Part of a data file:
++++
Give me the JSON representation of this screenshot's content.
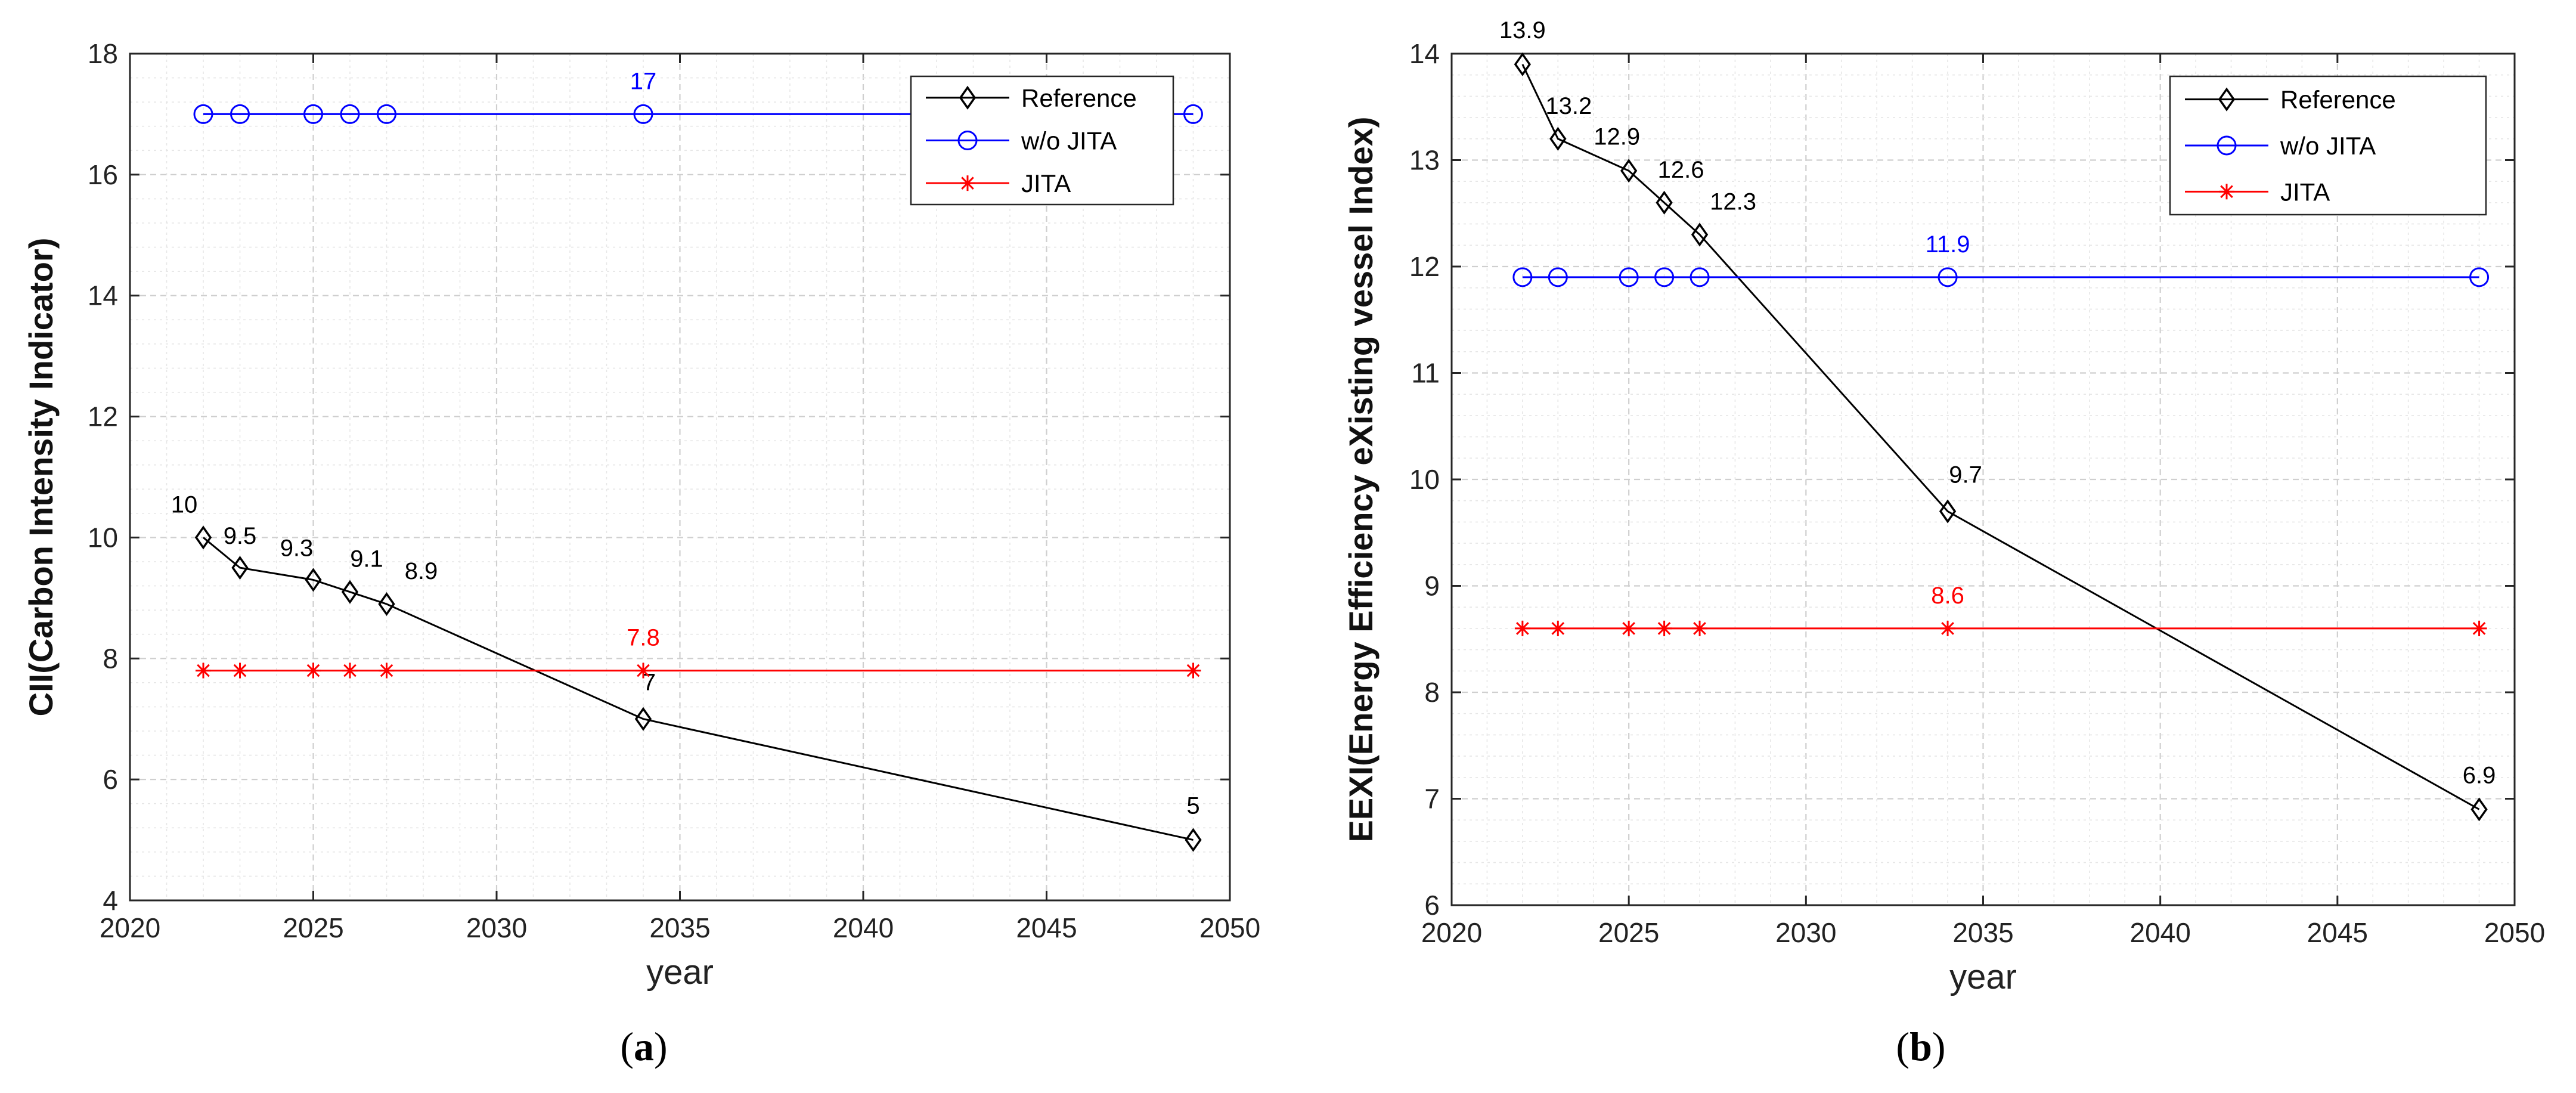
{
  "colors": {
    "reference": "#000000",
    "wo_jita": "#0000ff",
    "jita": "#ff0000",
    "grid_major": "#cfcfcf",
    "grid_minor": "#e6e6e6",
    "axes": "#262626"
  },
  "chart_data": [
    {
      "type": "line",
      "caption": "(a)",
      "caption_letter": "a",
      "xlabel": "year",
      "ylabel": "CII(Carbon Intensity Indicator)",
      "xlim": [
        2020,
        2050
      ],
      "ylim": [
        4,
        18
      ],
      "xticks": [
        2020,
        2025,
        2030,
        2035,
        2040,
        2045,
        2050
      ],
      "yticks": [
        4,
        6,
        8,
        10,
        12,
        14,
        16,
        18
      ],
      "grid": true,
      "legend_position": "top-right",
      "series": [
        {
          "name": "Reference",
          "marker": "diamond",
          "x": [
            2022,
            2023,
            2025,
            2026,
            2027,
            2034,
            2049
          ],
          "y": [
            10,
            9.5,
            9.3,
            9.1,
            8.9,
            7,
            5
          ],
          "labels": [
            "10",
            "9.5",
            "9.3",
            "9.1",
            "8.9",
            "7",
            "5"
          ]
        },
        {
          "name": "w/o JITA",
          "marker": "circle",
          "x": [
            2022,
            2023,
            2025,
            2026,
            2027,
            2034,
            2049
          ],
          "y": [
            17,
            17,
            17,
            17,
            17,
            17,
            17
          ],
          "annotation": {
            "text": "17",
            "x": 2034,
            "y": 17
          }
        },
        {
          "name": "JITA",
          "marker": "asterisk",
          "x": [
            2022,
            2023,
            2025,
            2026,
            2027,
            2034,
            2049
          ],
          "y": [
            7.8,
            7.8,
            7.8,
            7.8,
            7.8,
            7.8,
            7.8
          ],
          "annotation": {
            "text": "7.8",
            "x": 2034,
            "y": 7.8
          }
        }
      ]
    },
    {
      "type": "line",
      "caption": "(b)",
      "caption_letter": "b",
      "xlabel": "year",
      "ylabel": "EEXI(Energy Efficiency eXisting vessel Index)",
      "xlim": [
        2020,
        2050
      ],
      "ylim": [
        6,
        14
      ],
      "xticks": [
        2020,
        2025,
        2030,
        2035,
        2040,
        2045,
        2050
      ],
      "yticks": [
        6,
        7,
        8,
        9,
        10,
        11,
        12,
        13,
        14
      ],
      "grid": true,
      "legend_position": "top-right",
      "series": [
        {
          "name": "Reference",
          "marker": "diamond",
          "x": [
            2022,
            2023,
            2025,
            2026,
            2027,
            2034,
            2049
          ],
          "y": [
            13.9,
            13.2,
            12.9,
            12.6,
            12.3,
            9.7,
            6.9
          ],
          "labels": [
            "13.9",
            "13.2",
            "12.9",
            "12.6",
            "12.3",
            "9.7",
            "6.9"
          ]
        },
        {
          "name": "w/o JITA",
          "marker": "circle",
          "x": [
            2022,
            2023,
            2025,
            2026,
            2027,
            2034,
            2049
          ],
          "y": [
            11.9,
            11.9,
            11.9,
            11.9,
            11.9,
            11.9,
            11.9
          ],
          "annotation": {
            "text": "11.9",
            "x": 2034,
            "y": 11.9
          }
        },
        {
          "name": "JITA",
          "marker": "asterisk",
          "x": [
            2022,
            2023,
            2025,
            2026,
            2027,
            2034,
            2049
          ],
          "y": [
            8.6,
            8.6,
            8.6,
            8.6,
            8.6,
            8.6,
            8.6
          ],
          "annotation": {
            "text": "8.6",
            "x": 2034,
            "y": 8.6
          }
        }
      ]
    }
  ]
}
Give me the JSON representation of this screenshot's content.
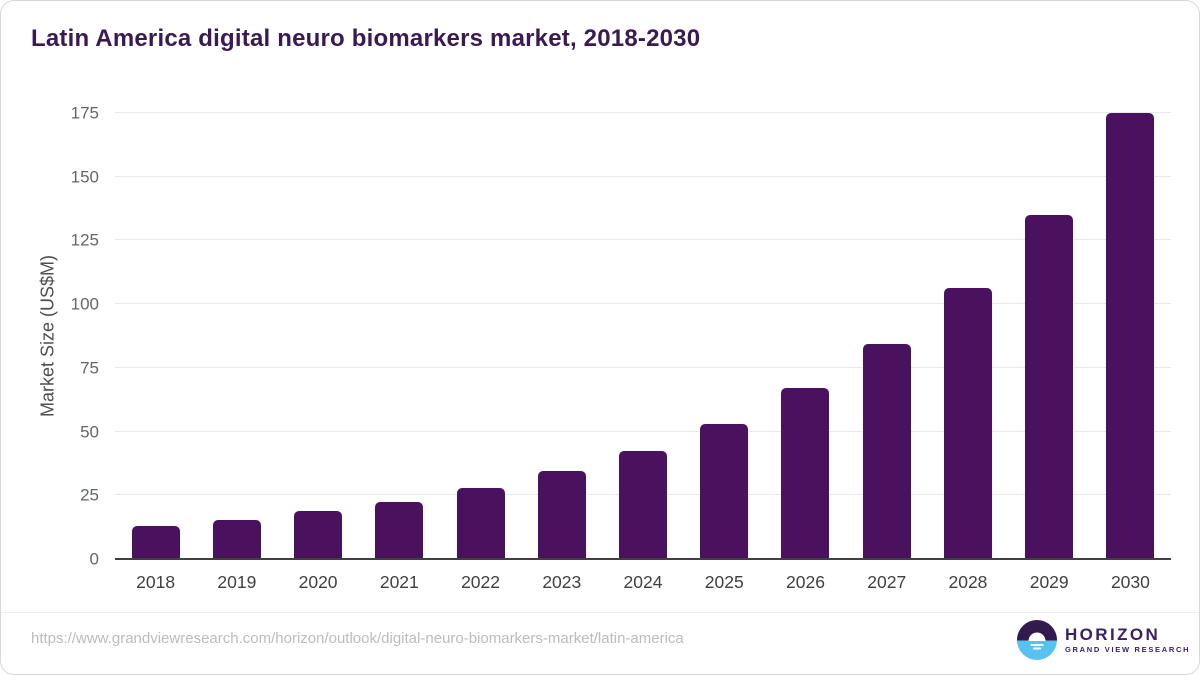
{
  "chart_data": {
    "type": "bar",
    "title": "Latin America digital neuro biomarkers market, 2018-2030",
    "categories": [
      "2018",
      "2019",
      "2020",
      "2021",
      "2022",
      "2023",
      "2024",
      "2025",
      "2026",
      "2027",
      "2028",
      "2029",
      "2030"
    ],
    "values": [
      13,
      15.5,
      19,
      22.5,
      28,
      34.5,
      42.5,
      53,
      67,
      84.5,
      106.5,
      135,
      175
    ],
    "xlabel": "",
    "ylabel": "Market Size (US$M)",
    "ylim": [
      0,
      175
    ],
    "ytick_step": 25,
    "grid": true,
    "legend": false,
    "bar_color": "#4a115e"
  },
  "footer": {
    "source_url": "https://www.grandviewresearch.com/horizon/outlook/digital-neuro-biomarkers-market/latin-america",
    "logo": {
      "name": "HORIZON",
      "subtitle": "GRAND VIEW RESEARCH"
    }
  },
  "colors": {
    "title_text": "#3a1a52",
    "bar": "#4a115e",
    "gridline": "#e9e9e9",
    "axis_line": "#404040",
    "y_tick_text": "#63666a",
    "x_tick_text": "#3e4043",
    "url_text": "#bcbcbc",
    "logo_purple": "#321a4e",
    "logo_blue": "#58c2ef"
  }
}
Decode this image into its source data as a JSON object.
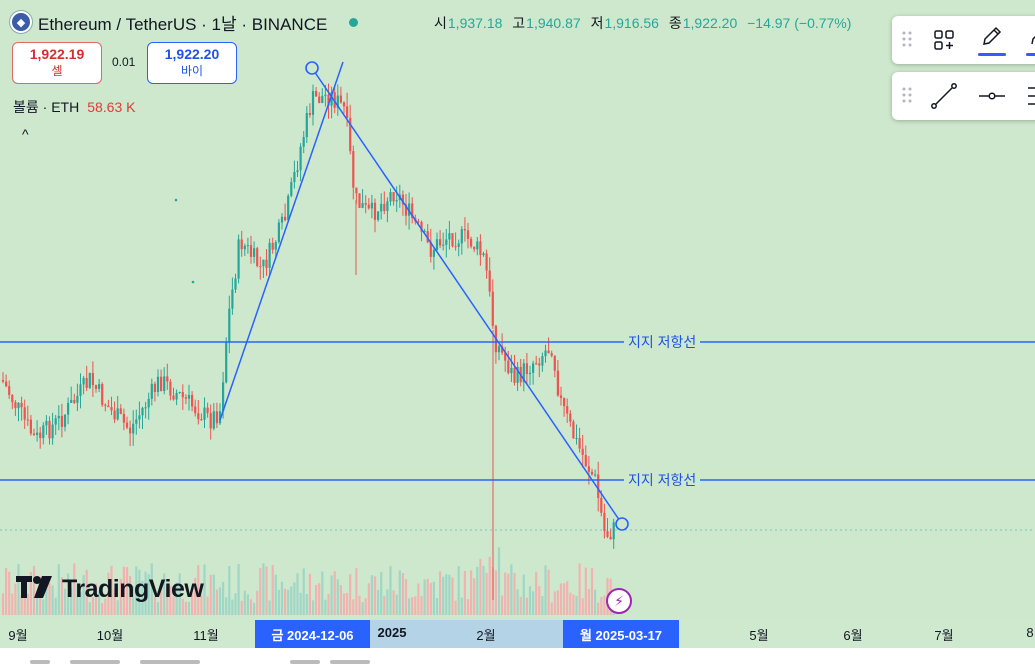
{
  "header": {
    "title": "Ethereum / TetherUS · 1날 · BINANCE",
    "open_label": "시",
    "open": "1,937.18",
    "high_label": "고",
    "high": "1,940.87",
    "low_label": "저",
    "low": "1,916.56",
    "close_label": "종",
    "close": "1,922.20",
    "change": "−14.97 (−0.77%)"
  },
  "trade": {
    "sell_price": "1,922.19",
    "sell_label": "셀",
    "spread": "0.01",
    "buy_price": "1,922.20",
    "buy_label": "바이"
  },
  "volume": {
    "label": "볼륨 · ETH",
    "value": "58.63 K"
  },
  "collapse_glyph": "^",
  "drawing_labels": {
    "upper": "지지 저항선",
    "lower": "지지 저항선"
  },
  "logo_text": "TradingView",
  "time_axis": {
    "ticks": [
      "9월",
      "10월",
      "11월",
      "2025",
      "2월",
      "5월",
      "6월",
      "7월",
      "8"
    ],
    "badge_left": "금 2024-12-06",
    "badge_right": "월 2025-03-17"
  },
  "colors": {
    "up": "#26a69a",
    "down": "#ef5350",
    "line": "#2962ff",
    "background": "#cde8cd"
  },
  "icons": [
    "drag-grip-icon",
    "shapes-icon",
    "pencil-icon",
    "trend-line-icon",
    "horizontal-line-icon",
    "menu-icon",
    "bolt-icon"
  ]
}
++++
■ What the task requires ■
Each line of the data should be quoted exactly, with pictures left out.

■ Written answer ■
Give me the JSON representation of this screenshot's content.
{
  "colors": {
    "reference": "#000000",
    "wo_jita": "#0000ff",
    "jita": "#ff0000",
    "grid_major": "#cfcfcf",
    "grid_minor": "#e6e6e6",
    "axes": "#262626"
  },
  "chart_data": [
    {
      "type": "line",
      "caption": "(a)",
      "caption_letter": "a",
      "xlabel": "year",
      "ylabel": "CII(Carbon Intensity Indicator)",
      "xlim": [
        2020,
        2050
      ],
      "ylim": [
        4,
        18
      ],
      "xticks": [
        2020,
        2025,
        2030,
        2035,
        2040,
        2045,
        2050
      ],
      "yticks": [
        4,
        6,
        8,
        10,
        12,
        14,
        16,
        18
      ],
      "grid": true,
      "legend_position": "top-right",
      "series": [
        {
          "name": "Reference",
          "marker": "diamond",
          "x": [
            2022,
            2023,
            2025,
            2026,
            2027,
            2034,
            2049
          ],
          "y": [
            10,
            9.5,
            9.3,
            9.1,
            8.9,
            7,
            5
          ],
          "labels": [
            "10",
            "9.5",
            "9.3",
            "9.1",
            "8.9",
            "7",
            "5"
          ]
        },
        {
          "name": "w/o JITA",
          "marker": "circle",
          "x": [
            2022,
            2023,
            2025,
            2026,
            2027,
            2034,
            2049
          ],
          "y": [
            17,
            17,
            17,
            17,
            17,
            17,
            17
          ],
          "annotation": {
            "text": "17",
            "x": 2034,
            "y": 17
          }
        },
        {
          "name": "JITA",
          "marker": "asterisk",
          "x": [
            2022,
            2023,
            2025,
            2026,
            2027,
            2034,
            2049
          ],
          "y": [
            7.8,
            7.8,
            7.8,
            7.8,
            7.8,
            7.8,
            7.8
          ],
          "annotation": {
            "text": "7.8",
            "x": 2034,
            "y": 7.8
          }
        }
      ]
    },
    {
      "type": "line",
      "caption": "(b)",
      "caption_letter": "b",
      "xlabel": "year",
      "ylabel": "EEXI(Energy Efficiency eXisting vessel Index)",
      "xlim": [
        2020,
        2050
      ],
      "ylim": [
        6,
        14
      ],
      "xticks": [
        2020,
        2025,
        2030,
        2035,
        2040,
        2045,
        2050
      ],
      "yticks": [
        6,
        7,
        8,
        9,
        10,
        11,
        12,
        13,
        14
      ],
      "grid": true,
      "legend_position": "top-right",
      "series": [
        {
          "name": "Reference",
          "marker": "diamond",
          "x": [
            2022,
            2023,
            2025,
            2026,
            2027,
            2034,
            2049
          ],
          "y": [
            13.9,
            13.2,
            12.9,
            12.6,
            12.3,
            9.7,
            6.9
          ],
          "labels": [
            "13.9",
            "13.2",
            "12.9",
            "12.6",
            "12.3",
            "9.7",
            "6.9"
          ]
        },
        {
          "name": "w/o JITA",
          "marker": "circle",
          "x": [
            2022,
            2023,
            2025,
            2026,
            2027,
            2034,
            2049
          ],
          "y": [
            11.9,
            11.9,
            11.9,
            11.9,
            11.9,
            11.9,
            11.9
          ],
          "annotation": {
            "text": "11.9",
            "x": 2034,
            "y": 11.9
          }
        },
        {
          "name": "JITA",
          "marker": "asterisk",
          "x": [
            2022,
            2023,
            2025,
            2026,
            2027,
            2034,
            2049
          ],
          "y": [
            8.6,
            8.6,
            8.6,
            8.6,
            8.6,
            8.6,
            8.6
          ],
          "annotation": {
            "text": "8.6",
            "x": 2034,
            "y": 8.6
          }
        }
      ]
    }
  ]
}
Give me the JSON representation of this screenshot's content.
{
  "chart_data": {
    "type": "bar",
    "title": "Latin America digital neuro biomarkers market, 2018-2030",
    "categories": [
      "2018",
      "2019",
      "2020",
      "2021",
      "2022",
      "2023",
      "2024",
      "2025",
      "2026",
      "2027",
      "2028",
      "2029",
      "2030"
    ],
    "values": [
      13,
      15.5,
      19,
      22.5,
      28,
      34.5,
      42.5,
      53,
      67,
      84.5,
      106.5,
      135,
      175
    ],
    "xlabel": "",
    "ylabel": "Market Size (US$M)",
    "ylim": [
      0,
      175
    ],
    "ytick_step": 25,
    "grid": true,
    "legend": false,
    "bar_color": "#4a115e"
  },
  "footer": {
    "source_url": "https://www.grandviewresearch.com/horizon/outlook/digital-neuro-biomarkers-market/latin-america",
    "logo": {
      "name": "HORIZON",
      "subtitle": "GRAND VIEW RESEARCH"
    }
  },
  "colors": {
    "title_text": "#3a1a52",
    "bar": "#4a115e",
    "gridline": "#e9e9e9",
    "axis_line": "#404040",
    "y_tick_text": "#63666a",
    "x_tick_text": "#3e4043",
    "url_text": "#bcbcbc",
    "logo_purple": "#321a4e",
    "logo_blue": "#58c2ef"
  }
}
Decode this image into its source data as a JSON object.
{
  "header": {
    "title": "Ethereum / TetherUS · 1날 · BINANCE",
    "open_label": "시",
    "open": "1,937.18",
    "high_label": "고",
    "high": "1,940.87",
    "low_label": "저",
    "low": "1,916.56",
    "close_label": "종",
    "close": "1,922.20",
    "change": "−14.97 (−0.77%)"
  },
  "trade": {
    "sell_price": "1,922.19",
    "sell_label": "셀",
    "spread": "0.01",
    "buy_price": "1,922.20",
    "buy_label": "바이"
  },
  "volume": {
    "label": "볼륨 · ETH",
    "value": "58.63 K"
  },
  "collapse_glyph": "^",
  "drawing_labels": {
    "upper": "지지 저항선",
    "lower": "지지 저항선"
  },
  "logo_text": "TradingView",
  "time_axis": {
    "ticks": [
      "9월",
      "10월",
      "11월",
      "2025",
      "2월",
      "5월",
      "6월",
      "7월",
      "8"
    ],
    "badge_left": "금 2024-12-06",
    "badge_right": "월 2025-03-17"
  },
  "colors": {
    "up": "#26a69a",
    "down": "#ef5350",
    "line": "#2962ff",
    "background": "#cde8cd"
  },
  "icons": [
    "drag-grip-icon",
    "shapes-icon",
    "pencil-icon",
    "trend-line-icon",
    "horizontal-line-icon",
    "menu-icon",
    "bolt-icon"
  ]
}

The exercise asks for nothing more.